- **Required work**:
[a] In the comment thread below about the Missouri reporter and the state website flaw, rewrite the paragraph beginning "The prosecutor isn't going to initiate this case" as one shorter sentence that keeps its main points.
[b] Extend the comment thread below about the Missouri reporter and the state website flaw by writing what comes after its last comment.

- **Document text**:
- - -

I've written a statement to be issued by the reporter in question: "If the State DA is stupid enough to help Mike Parson prosecute me to avoid blame for his own incompetence, it will be my pleasure to face him in court, make him a national laughing stock, and end his career."

dang 4 years ago

Recent and related:

Reporter who told Missouri officials of website flaw did 'nothing out of line' - https://news.ycombinator.com/item?id=29098289 - Nov 2021 (190 comments)

Gov. Parson releases video attacking newspaper for viewing HTML - https://news.ycombinator.com/item?id=28980855 - Oct 2021 (26 comments)

Gov Parson pushes to prosecute reporter who found security flaw in state site - https://news.ycombinator.com/item?id=28946392 - Oct 2021 (525 comments)

alanh 4 years ago

Parson is clearly a bad actor. View source is not a crime and it is prosecutorial misconduct — ESPECIALLY when informed by a professional that no network intrusion occurred — to charge anyone for it.

lkxijlewlf 4 years ago

The analogies about locks... It's just wrong. There was no lock. A closer analogy is opening a csv file in notepad++ vs Excel. Same data, just a slightly different view of it.

Toutouxc 4 years ago

I have no idea how US courts work. Can whatever it is that's currently happening end in the reporter "winning" and possibly walking away with some compensation?

  • kposehn 4 years ago

    There is malicious prosecution, which allows a defendant to sue the plaintiff for knowingly prosecuting even though they knew (or reasonably suspected) they were wrong or did so with ill intent.

    Typically, this can only be done after prevailing in court as I understand it and the bar for success is quite high.

  • dekhn 4 years ago

    The prosecutor isn't going to initiate this case (no matter how much the governor says so) because they know they will lose and in losing, embarass the state even worse (since during discovery it will come out that the people who let the error happen in the first place were incompetent).

- - -

- **Extracted records**:
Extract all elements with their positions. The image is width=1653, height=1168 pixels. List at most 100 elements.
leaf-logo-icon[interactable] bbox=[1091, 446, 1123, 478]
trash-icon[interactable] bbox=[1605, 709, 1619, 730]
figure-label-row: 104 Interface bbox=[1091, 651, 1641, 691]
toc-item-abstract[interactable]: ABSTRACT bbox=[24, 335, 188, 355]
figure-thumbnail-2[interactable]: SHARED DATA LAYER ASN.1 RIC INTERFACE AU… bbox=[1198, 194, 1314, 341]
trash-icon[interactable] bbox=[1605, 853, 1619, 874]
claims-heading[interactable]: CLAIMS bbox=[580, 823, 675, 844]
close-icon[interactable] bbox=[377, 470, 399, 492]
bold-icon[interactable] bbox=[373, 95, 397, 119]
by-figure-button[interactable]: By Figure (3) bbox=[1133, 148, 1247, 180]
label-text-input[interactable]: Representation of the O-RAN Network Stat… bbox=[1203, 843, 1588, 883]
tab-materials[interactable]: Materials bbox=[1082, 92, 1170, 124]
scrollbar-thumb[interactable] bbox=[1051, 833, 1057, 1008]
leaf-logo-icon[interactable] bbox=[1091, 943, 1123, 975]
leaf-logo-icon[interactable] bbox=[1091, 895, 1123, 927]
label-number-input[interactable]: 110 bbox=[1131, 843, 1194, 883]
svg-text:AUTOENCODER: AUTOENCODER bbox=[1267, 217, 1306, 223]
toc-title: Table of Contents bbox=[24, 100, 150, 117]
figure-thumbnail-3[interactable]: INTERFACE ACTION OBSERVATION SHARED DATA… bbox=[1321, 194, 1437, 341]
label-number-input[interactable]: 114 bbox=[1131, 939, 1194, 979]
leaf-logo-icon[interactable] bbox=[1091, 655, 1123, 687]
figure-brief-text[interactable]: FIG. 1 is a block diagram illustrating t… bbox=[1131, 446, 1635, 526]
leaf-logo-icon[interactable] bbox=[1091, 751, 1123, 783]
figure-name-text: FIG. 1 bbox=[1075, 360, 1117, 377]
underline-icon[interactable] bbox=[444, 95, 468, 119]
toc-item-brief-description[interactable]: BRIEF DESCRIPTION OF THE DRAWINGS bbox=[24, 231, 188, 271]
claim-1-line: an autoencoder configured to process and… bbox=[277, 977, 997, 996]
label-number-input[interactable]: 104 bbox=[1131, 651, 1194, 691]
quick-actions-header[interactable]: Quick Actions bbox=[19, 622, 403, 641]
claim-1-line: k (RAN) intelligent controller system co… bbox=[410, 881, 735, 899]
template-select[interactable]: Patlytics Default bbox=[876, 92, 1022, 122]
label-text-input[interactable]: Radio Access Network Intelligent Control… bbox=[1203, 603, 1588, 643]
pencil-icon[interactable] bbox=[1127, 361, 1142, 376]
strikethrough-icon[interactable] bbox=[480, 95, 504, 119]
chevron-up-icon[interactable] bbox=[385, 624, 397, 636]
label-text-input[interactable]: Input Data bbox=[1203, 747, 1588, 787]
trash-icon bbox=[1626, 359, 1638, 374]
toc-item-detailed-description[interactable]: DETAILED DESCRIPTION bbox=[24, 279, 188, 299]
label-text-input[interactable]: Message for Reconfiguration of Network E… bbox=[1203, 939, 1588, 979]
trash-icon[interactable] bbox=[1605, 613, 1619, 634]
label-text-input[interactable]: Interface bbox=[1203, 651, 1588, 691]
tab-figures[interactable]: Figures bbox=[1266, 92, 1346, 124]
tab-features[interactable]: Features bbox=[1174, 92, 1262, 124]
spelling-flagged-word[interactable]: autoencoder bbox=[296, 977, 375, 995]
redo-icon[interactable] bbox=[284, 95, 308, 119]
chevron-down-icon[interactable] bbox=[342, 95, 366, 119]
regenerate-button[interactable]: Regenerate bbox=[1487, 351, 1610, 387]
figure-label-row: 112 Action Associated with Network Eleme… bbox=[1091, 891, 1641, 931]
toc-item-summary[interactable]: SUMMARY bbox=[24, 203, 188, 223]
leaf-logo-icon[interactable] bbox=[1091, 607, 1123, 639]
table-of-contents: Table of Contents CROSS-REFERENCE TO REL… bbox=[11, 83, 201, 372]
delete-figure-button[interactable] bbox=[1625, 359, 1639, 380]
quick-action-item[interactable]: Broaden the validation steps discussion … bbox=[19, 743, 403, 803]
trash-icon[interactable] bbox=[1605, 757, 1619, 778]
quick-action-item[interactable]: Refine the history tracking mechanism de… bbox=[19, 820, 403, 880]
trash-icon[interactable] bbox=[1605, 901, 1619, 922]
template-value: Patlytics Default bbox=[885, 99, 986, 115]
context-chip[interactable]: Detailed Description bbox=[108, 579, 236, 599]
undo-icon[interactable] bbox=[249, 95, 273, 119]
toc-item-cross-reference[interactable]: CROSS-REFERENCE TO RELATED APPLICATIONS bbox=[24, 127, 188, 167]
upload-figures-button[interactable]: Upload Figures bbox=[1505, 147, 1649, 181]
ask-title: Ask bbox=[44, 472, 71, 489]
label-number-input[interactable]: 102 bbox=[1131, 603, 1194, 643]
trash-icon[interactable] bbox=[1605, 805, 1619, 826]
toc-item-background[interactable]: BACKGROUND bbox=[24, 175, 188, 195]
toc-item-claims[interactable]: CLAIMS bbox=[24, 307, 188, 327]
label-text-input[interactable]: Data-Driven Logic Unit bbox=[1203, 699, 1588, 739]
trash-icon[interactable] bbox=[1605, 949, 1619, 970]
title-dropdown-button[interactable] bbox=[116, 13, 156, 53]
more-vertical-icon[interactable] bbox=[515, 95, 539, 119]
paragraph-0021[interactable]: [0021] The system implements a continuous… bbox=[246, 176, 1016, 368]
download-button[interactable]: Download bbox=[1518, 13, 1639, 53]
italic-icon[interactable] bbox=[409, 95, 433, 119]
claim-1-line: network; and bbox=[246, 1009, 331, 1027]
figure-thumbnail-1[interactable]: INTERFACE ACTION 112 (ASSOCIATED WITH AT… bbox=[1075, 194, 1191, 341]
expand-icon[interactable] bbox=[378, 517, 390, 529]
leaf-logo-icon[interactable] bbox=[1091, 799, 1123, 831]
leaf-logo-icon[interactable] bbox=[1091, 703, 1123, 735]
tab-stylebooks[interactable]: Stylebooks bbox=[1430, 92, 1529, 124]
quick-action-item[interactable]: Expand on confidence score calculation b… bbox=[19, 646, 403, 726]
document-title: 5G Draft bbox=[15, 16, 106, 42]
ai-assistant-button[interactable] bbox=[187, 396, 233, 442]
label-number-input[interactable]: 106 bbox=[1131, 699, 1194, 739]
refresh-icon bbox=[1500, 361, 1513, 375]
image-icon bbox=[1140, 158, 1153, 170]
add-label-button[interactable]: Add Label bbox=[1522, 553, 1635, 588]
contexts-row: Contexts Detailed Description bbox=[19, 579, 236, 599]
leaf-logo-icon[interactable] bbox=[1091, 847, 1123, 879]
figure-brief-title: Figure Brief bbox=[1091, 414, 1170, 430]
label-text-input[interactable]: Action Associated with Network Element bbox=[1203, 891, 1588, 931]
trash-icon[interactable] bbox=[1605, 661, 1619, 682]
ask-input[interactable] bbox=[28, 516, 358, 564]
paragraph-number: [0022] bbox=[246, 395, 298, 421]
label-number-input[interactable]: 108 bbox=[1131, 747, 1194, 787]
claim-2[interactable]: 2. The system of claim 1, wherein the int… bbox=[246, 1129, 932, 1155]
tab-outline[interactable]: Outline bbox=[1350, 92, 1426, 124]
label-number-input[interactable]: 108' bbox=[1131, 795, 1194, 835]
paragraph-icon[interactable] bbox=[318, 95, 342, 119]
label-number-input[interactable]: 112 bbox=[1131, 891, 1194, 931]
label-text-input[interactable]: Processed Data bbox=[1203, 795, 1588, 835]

- - -

- **Your responses**:
[a] The prosecutor won't bring the case, whatever the governor says, because losing is certain and would embarrass the state further, since discovery would show that the people who allowed the error were incompetent.

[b]
    STL covered its tracks perfectly on this one; if they did lose, it would be a token loss.

  • jimbob45 4 years ago

    Yes[0]. It's unlikely to ever get that far though - 95% of cases settle pre-trial [1] because this kind of stuff is all fun and games until someone has to put their words on the line. Especially when you're the governor and big public losses like these weigh heavily in voters' minds.

    [0]https://focuslawla.com/rare-happens-plaintiff-ordered-pay-de...

    [1]https://thelawdictionary.org/article/what-percentage-of-laws...

    • HillRat 4 years ago

      We're talking criminal prosecution here, though -- the only pre-trial settlement is a plea bargain or a dropped prosecution, neither of which are likely if the prosecutor really takes this dog to trial. The next steps are going to hinge on whether the Missouri Highway Patrol is a competent and relatively non-political entity, since they just returned their investigation to the prosecutor's office.

      Now, even if a jury convicts this is unlikely to stand on appeal just given the bare facts as we know them, but the state can definitely drag the reporter through jail, trial, and possible imprisonment as an example of what happens to anyone the governor takes a dislike to.

tyingq 4 years ago

I'd love to be an "expert witness" and decode a small snippet of base64 on a whiteboard for the jury. Just to show that the lock analogy is bullshit.

matthias509 4 years ago

This is saying that someone is hacking if they read text in a pdf which was “redacted” by changing the style of the text to be black text on a black background.

kevinventullo 4 years ago

“View source” is nothing like picking a lock. It’s more like opening the hood of a rental car and discovering a book full of trade secrets.

victorbstan 4 years ago

Being prosecuted for data that was sent to you by the server… I hope the judge can figure out the problem with this concept.

zenlf 4 years ago

From Cuomo to this, I came to the realization that probably it’s not the governors really believed what they do or what they say, by shifting the public focus to something else more bizarrely, more outrageous, they will successfully quell any demands on accountability.

LatteLazy 4 years ago

Doing basically anything with a computer is illegal in the US. It gives government a lot of power to deal with errant journalists or others.